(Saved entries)

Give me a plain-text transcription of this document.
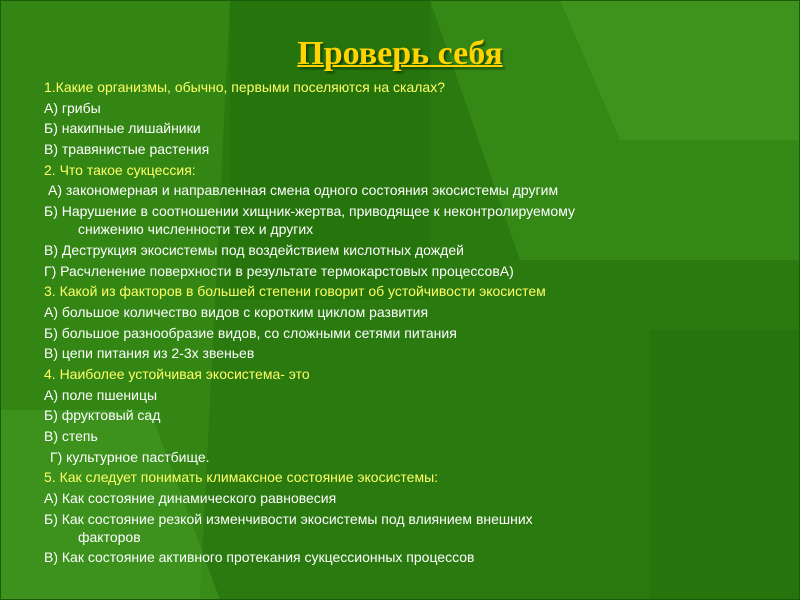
Проверь себя
1.Какие организмы, обычно, первыми поселяются на скалах?
А) грибы
Б) накипные лишайники
В) травянистые растения
2. Что такое сукцессия:
А) закономерная и направленная смена одного состояния экосистемы другим
Б) Нарушение в соотношении хищник-жертва, приводящее к неконтролируемому
снижению численности тех и других
В) Деструкция экосистемы под воздействием кислотных дождей
Г) Расчленение поверхности в результате термокарстовых процессовА)
3. Какой из факторов в большей степени говорит об устойчивости экосистем
А) большое количество видов с коротким циклом развития
Б) большое разнообразие видов, со сложными сетями питания
В) цепи питания из 2-3х звеньев
4. Наиболее устойчивая экосистема- это
А) поле пшеницы
Б) фруктовый сад
В) степь
Г) культурное пастбище.
5. Как следует понимать климаксное состояние экосистемы:
А) Как состояние динамического равновесия
Б) Как состояние резкой изменчивости экосистемы под влиянием внешних
факторов
В) Как состояние активного протекания сукцессионных процессов
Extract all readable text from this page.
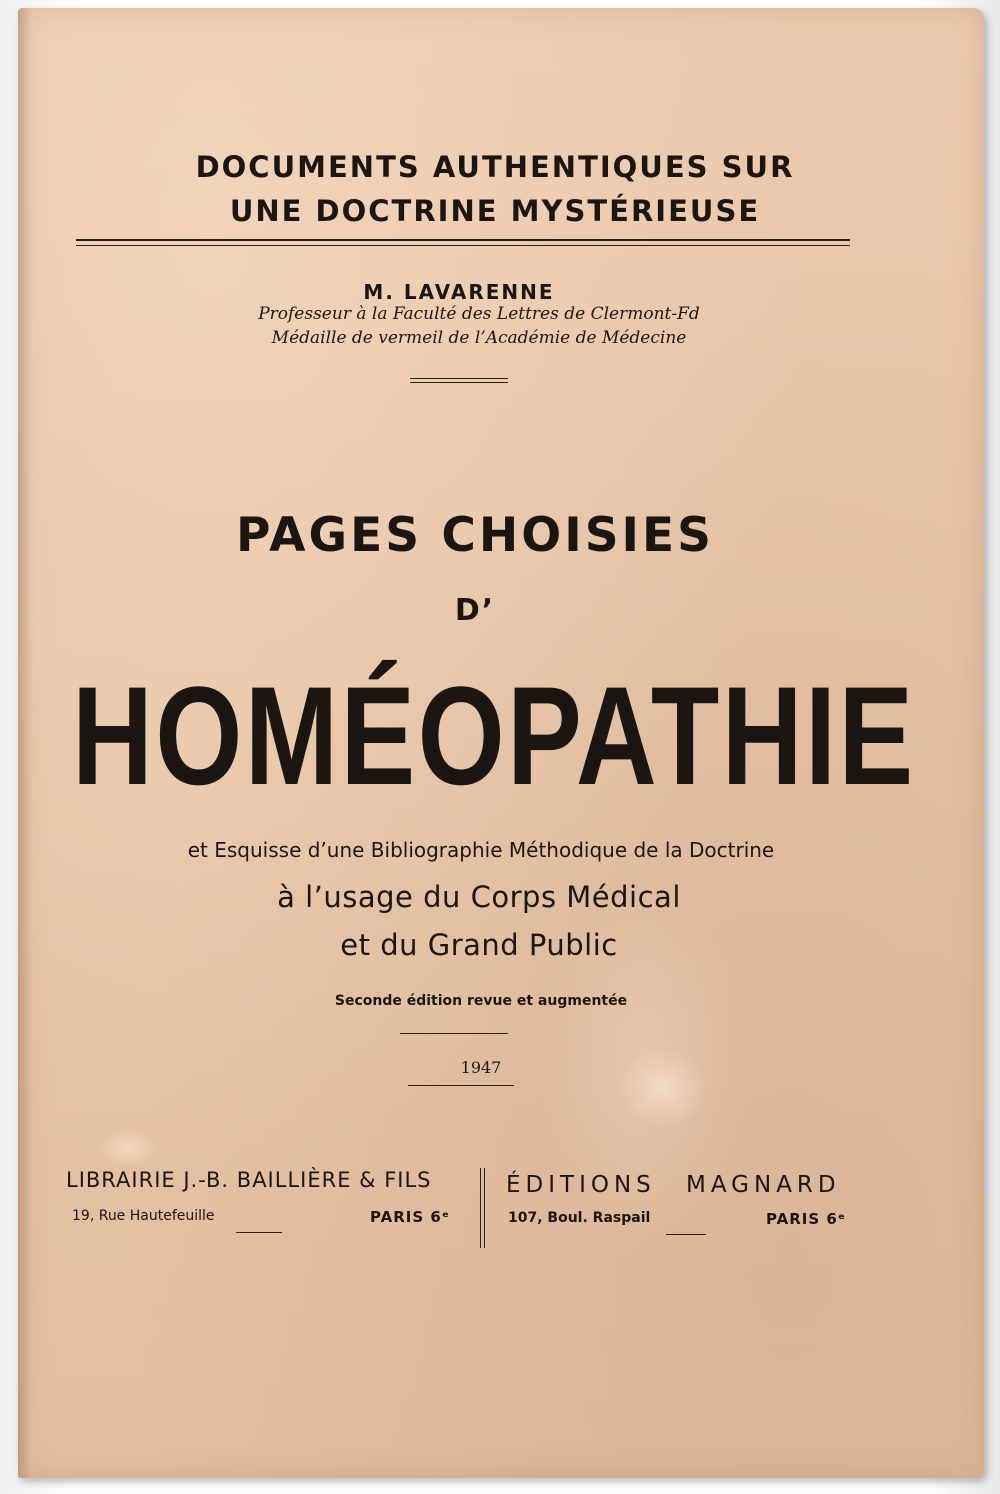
DOCUMENTS AUTHENTIQUES SUR
UNE DOCTRINE MYSTÉRIEUSE
M. LAVARENNE
Professeur à la Faculté des Lettres de Clermont-Fd
Médaille de vermeil de l’Académie de Médecine
PAGES CHOISIES
D’
HOMÉOPATHIE
et Esquisse d’une Bibliographie Méthodique de la Doctrine
à l’usage du Corps Médical
et du Grand Public
Seconde édition revue et augmentée
1947
LIBRAIRIE J.-B. BAILLIÈRE & FILS
19, Rue Hautefeuille	PARIS 6ᵉ
ÉDITIONS MAGNARD
107, Boul. Raspail	PARIS 6ᵉ
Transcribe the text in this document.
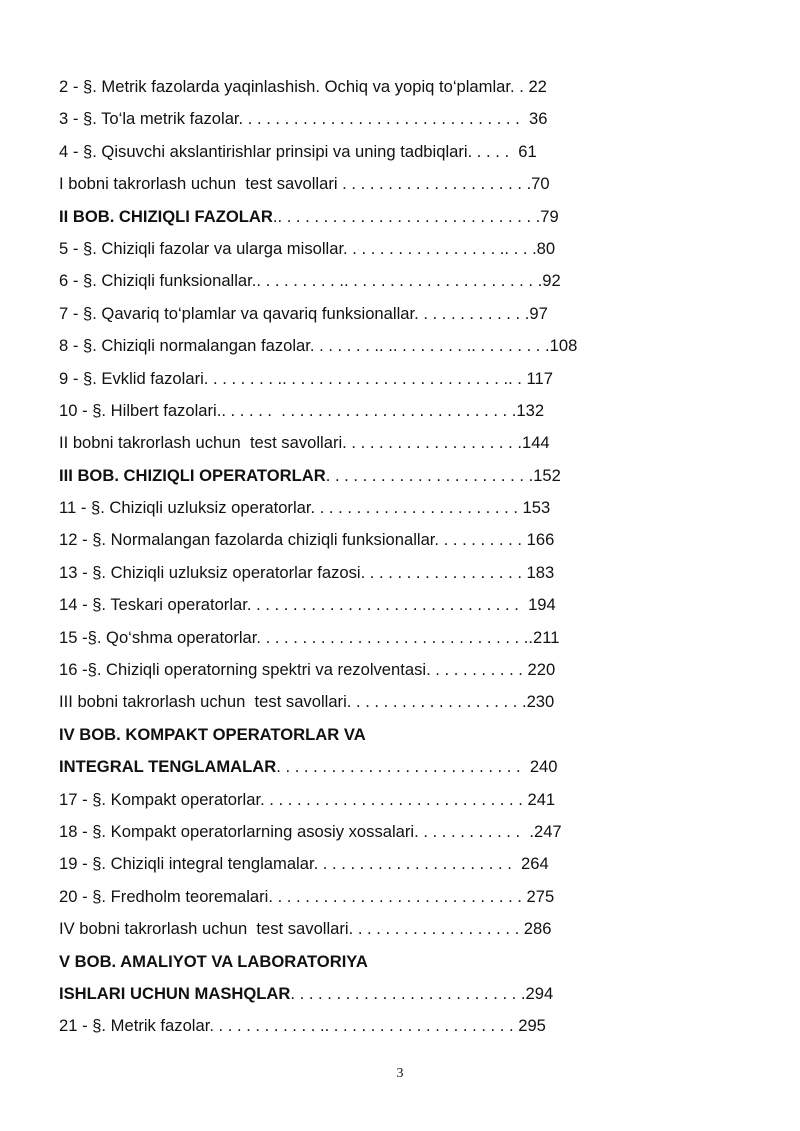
2 - §. Metrik fazolarda yaqinlashish. Ochiq va yopiq to‘plamlar. . 22
3 - §. To‘la metrik fazolar. . . . . . . . . . . . . . . . . . . . . . . . . . . . . . .  36
4 - §. Qisuvchi akslantirishlar prinsipi va uning tadbiqlari. . . . .  61
I bobni takrorlash uchun  test savollari . . . . . . . . . . . . . . . . . . . . .70
II BOB. CHIZIQLI FAZOLAR.. . . . . . . . . . . . . . . . . . . . . . . . . . . . .79
5 - §. Chiziqli fazolar va ularga misollar. . . . . . . . . . . . . . . . . .. . . .80
6 - §. Chiziqli funksionallar.. . . . . . . . . .. . . . . . . . . . . . . . . . . . . . . .92
7 - §. Qavariq to‘plamlar va qavariq funksionallar. . . . . . . . . . . . .97
8 - §. Chiziqli normalangan fazolar. . . . . . . .. .. . . . . . . . .. . . . . . . . .108
9 - §. Evklid fazolari. . . . . . . . .. . . . . . . . . . . . . . . . . . . . . . . . .. . 117
10 - §. Hilbert fazolari.. . . . . .  . . . . . . . . . . . . . . . . . . . . . . . . . .132
II bobni takrorlash uchun  test savollari. . . . . . . . . . . . . . . . . . . .144
III BOB. CHIZIQLI OPERATORLAR. . . . . . . . . . . . . . . . . . . . . . .152
11 - §. Chiziqli uzluksiz operatorlar. . . . . . . . . . . . . . . . . . . . . . . 153
12 - §. Normalangan fazolarda chiziqli funksionallar. . . . . . . . . . 166
13 - §. Chiziqli uzluksiz operatorlar fazosi. . . . . . . . . . . . . . . . . . 183
14 - §. Teskari operatorlar. . . . . . . . . . . . . . . . . . . . . . . . . . . . . .  194
15 -§. Qo‘shma operatorlar. . . . . . . . . . . . . . . . . . . . . . . . . . . . . ..211
16 -§. Chiziqli operatorning spektri va rezolventasi. . . . . . . . . . . 220
III bobni takrorlash uchun  test savollari. . . . . . . . . . . . . . . . . . . .230
IV BOB. KOMPAKT OPERATORLAR VA
INTEGRAL TENGLAMALAR. . . . . . . . . . . . . . . . . . . . . . . . . . .  240
17 - §. Kompakt operatorlar. . . . . . . . . . . . . . . . . . . . . . . . . . . . . 241
18 - §. Kompakt operatorlarning asosiy xossalari. . . . . . . . . . . .  .247
19 - §. Chiziqli integral tenglamalar. . . . . . . . . . . . . . . . . . . . . .  264
20 - §. Fredholm teoremalari. . . . . . . . . . . . . . . . . . . . . . . . . . . . 275
IV bobni takrorlash uchun  test savollari. . . . . . . . . . . . . . . . . . . 286
V BOB. AMALIYOT VA LABORATORIYA
ISHLARI UCHUN MASHQLAR. . . . . . . . . . . . . . . . . . . . . . . . . .294
21 - §. Metrik fazolar. . . . . . . . . . . . .. . . . . . . . . . . . . . . . . . . . . 295
3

Written task »
From the material above, gather all lines that include the string "uzluksiz" and copy them.

Completed task »
11 - §. Chiziqli uzluksiz operatorlar. . . . . . . . . . . . . . . . . . . . . . . 153
13 - §. Chiziqli uzluksiz operatorlar fazosi. . . . . . . . . . . . . . . . . . 183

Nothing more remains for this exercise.